*** EXCERPTED RECORDS

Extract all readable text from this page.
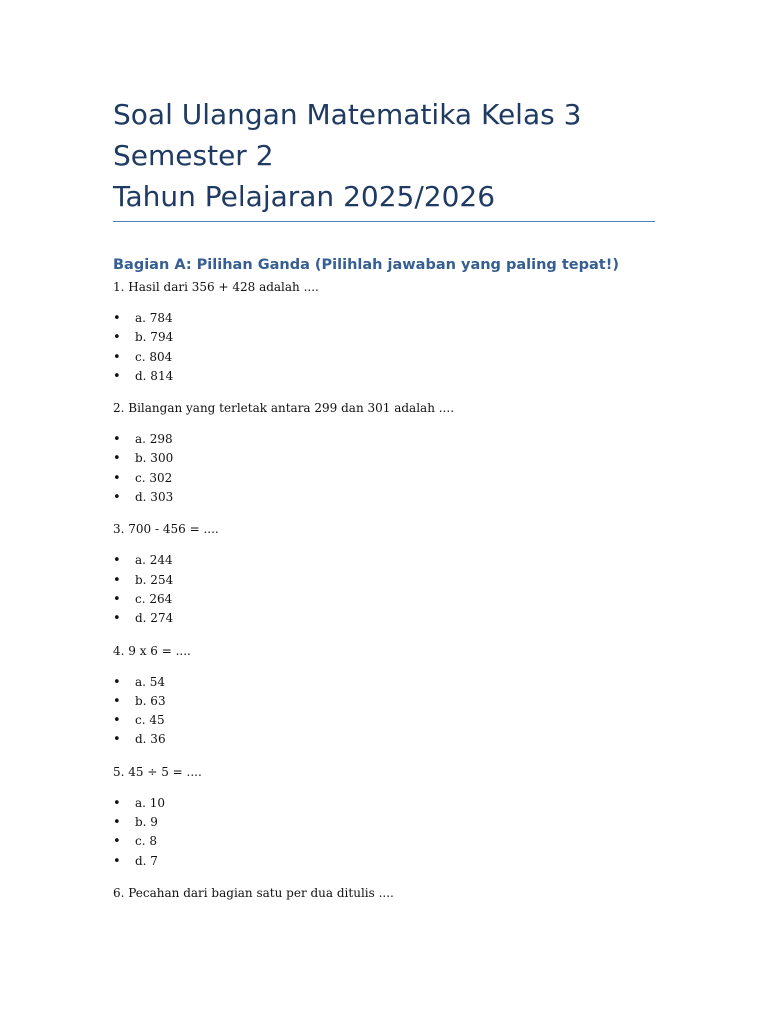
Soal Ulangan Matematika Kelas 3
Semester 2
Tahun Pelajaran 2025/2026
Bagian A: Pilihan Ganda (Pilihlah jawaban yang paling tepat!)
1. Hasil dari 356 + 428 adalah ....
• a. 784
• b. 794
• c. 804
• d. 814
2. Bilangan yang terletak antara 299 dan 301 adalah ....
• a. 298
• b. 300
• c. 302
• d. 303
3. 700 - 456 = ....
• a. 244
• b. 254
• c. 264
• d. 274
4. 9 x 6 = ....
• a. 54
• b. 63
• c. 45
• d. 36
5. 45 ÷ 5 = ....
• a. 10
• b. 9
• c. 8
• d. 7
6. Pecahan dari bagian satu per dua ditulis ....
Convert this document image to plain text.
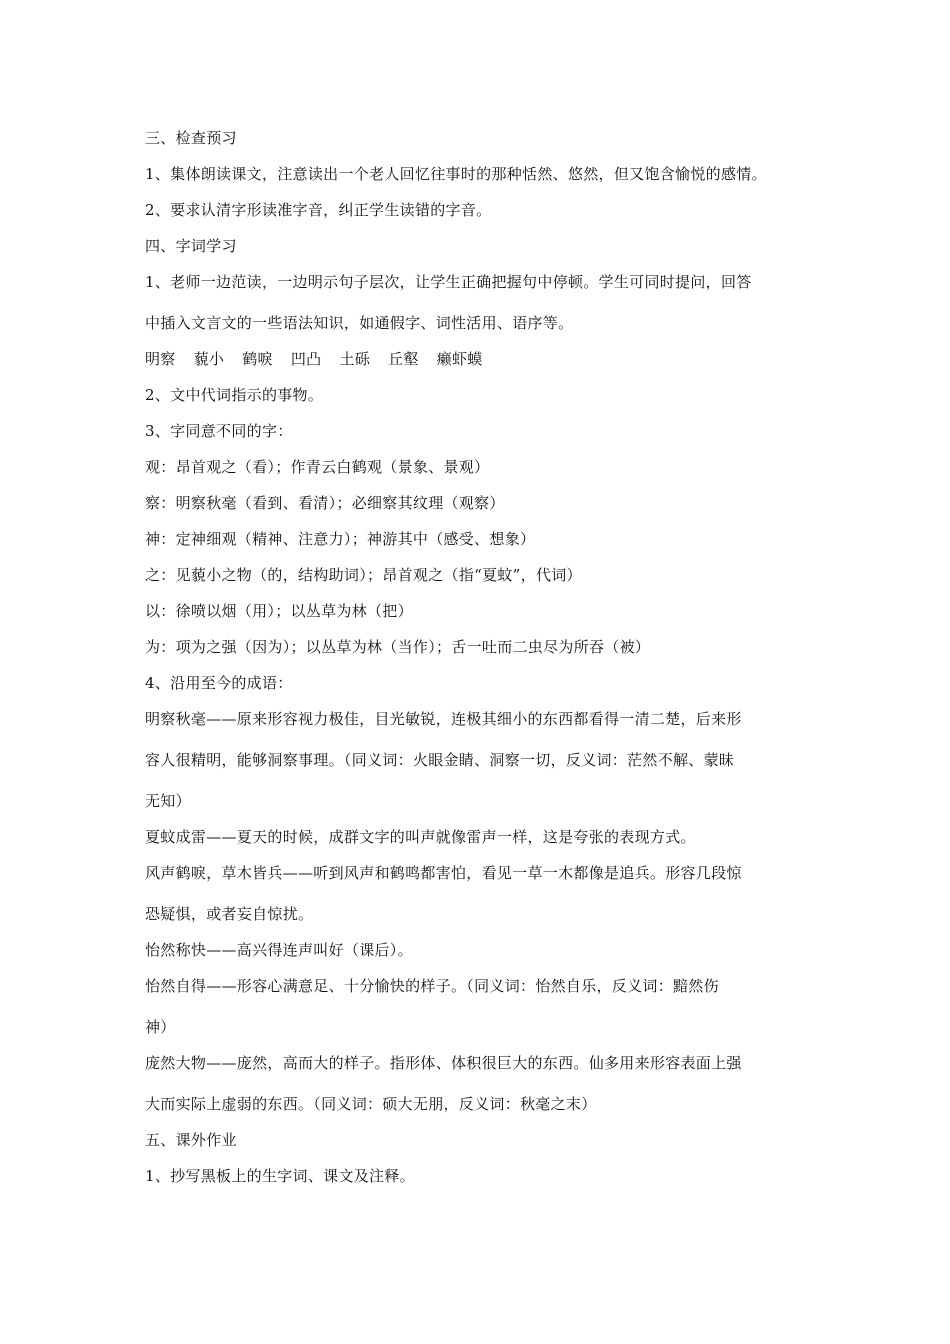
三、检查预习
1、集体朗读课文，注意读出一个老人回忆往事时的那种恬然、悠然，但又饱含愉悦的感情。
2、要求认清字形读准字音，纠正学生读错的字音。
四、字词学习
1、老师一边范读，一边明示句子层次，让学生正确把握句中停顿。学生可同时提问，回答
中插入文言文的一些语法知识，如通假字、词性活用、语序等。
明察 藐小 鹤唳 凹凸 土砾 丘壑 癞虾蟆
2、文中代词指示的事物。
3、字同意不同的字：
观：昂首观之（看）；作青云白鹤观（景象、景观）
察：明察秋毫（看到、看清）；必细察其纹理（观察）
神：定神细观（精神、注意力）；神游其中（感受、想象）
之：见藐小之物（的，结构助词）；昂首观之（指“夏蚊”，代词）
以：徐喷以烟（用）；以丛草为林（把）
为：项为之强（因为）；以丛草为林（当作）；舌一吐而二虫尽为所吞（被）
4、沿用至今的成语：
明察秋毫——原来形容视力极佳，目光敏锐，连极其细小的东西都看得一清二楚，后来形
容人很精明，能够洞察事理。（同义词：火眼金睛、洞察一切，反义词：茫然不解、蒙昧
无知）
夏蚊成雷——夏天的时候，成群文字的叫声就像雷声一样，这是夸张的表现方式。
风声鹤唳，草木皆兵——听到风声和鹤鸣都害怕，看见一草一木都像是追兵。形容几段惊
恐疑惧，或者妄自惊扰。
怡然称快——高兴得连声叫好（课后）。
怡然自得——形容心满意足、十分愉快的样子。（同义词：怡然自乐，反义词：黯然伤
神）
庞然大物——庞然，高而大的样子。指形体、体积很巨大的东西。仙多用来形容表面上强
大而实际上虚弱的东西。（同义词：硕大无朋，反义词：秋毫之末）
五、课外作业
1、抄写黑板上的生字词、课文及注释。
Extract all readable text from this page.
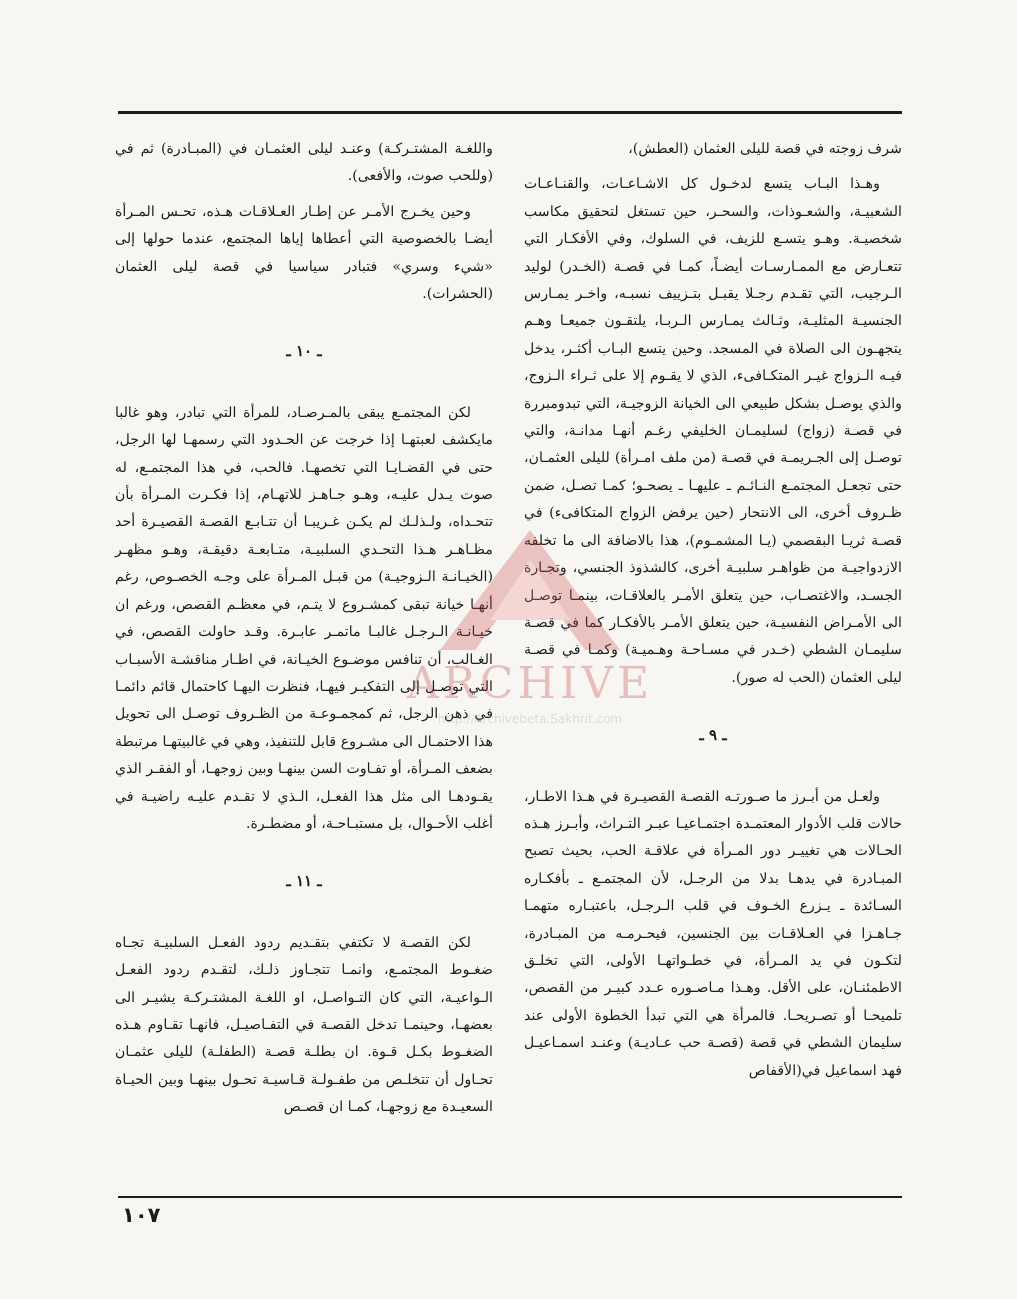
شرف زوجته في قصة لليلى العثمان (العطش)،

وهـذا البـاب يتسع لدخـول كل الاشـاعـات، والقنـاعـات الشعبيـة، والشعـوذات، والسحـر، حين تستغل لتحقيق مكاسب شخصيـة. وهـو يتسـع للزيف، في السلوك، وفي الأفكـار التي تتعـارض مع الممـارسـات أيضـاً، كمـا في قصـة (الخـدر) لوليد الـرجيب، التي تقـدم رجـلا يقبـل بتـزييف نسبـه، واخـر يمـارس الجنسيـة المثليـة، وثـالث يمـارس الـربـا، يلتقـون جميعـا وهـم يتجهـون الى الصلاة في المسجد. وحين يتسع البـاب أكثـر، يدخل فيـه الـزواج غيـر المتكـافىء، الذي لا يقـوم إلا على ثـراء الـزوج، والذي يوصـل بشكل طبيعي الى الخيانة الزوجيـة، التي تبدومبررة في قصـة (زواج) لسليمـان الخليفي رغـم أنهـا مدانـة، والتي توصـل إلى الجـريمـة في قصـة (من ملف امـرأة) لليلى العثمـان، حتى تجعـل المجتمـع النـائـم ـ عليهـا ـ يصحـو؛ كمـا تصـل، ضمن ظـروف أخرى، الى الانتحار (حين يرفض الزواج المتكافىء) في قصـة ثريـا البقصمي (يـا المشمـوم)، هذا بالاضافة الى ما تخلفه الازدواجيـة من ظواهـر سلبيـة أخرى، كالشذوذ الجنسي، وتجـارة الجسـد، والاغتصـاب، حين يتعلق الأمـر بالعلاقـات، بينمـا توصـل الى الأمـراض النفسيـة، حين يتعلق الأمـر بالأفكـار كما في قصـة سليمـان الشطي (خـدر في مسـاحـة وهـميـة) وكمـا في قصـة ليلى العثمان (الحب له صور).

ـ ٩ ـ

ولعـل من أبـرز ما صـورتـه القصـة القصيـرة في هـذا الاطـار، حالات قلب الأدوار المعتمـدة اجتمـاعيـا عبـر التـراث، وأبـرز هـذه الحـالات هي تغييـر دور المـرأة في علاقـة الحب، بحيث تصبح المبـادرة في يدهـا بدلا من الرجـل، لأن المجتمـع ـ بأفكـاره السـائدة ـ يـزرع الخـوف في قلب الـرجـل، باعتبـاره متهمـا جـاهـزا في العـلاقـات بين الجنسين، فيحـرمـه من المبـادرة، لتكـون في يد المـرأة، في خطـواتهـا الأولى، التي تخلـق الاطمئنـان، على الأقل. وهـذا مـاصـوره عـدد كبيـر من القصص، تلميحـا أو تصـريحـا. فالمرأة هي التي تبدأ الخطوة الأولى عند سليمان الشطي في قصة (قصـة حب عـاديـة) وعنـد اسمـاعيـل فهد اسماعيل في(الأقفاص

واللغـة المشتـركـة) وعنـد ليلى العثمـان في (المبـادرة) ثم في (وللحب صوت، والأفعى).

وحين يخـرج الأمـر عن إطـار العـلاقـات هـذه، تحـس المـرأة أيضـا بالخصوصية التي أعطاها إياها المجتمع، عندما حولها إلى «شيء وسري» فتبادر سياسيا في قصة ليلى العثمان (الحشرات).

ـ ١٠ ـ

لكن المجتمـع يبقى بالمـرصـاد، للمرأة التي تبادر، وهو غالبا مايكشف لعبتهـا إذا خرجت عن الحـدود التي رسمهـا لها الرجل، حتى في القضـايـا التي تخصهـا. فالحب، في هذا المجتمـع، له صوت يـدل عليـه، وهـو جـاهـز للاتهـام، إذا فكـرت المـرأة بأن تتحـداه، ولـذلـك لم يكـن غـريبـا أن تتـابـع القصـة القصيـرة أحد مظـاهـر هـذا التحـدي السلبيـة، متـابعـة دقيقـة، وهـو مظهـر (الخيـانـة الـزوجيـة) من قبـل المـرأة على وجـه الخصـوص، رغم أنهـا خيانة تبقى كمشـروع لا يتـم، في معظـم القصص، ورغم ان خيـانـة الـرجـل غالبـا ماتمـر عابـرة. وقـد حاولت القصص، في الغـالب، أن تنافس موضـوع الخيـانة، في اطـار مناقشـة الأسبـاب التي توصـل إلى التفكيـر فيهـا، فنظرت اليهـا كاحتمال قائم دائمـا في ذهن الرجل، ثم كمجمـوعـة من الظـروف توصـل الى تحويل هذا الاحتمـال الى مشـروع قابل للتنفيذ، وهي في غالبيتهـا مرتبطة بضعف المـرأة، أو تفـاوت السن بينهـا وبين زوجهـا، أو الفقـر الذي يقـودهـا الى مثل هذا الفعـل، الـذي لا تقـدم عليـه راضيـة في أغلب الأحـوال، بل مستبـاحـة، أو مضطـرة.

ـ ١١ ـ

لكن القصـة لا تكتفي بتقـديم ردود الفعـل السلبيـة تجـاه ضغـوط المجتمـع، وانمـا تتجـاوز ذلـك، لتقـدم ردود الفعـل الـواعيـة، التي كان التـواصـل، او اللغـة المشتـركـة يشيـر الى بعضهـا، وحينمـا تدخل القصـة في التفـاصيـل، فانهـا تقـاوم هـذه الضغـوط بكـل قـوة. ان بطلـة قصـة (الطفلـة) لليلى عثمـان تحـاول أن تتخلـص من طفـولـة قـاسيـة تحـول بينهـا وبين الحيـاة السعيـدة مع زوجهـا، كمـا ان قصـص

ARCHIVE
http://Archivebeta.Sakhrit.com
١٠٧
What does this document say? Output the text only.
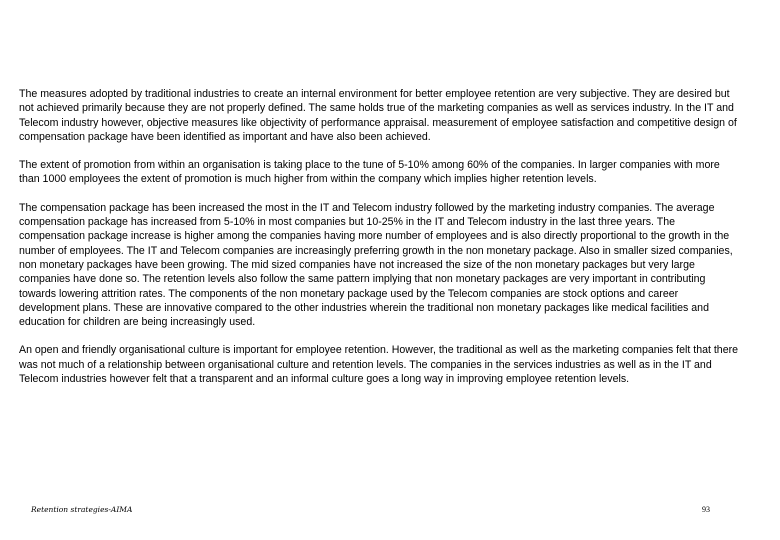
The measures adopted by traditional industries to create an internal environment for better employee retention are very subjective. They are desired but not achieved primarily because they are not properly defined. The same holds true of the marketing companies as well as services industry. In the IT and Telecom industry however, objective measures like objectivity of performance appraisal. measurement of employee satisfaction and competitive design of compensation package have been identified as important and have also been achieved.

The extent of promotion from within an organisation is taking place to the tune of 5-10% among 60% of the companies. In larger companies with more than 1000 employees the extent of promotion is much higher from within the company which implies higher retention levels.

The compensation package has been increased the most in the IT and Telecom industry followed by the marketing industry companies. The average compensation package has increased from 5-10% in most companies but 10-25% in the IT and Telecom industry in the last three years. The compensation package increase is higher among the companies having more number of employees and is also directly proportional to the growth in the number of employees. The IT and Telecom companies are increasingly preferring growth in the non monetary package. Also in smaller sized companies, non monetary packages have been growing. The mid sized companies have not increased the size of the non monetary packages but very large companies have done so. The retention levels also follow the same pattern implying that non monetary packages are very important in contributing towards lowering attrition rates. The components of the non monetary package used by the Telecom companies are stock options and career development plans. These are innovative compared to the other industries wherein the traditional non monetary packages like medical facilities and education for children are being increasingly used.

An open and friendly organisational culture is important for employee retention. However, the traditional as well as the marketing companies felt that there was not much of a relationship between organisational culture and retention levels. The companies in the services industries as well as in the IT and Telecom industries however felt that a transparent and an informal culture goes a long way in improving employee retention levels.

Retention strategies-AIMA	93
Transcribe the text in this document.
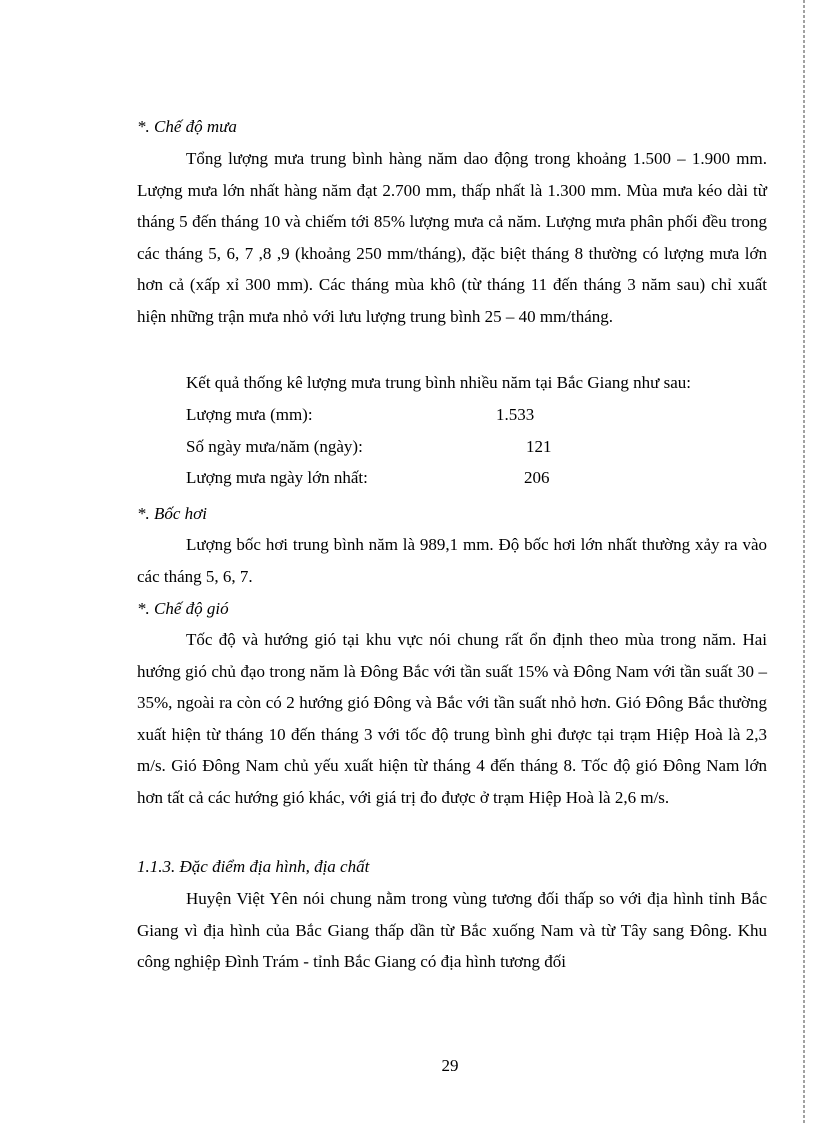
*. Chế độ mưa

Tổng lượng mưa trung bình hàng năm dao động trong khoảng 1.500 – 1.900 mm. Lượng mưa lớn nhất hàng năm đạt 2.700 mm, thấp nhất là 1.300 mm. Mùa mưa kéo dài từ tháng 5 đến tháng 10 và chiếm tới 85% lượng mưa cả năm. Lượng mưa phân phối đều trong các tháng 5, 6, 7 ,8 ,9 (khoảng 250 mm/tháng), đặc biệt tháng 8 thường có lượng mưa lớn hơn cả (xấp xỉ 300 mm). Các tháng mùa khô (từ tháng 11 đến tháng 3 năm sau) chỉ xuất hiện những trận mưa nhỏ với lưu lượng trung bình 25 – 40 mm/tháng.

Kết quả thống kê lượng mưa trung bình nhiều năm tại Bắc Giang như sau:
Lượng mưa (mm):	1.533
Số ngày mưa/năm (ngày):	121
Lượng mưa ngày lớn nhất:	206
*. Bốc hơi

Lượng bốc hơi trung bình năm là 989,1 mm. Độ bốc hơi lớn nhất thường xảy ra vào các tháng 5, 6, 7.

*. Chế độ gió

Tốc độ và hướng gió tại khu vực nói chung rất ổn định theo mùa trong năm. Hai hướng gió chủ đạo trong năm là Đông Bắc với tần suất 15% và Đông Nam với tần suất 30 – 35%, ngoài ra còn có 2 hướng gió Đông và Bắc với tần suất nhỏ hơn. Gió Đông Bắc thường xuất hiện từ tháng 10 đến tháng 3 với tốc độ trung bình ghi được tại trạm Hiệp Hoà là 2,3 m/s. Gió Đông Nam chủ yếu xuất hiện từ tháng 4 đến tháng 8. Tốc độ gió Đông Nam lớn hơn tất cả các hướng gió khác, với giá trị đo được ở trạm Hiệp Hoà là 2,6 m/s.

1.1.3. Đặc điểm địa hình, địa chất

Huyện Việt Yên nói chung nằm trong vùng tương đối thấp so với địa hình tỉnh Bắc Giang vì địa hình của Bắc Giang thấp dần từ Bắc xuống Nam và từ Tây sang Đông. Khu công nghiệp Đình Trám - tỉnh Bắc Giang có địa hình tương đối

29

******

> **EXERCISE DIRECTIONS**
Only the number is wanted: how many lines in the data include the word "hình"?

> **ANSWER BELOW**
2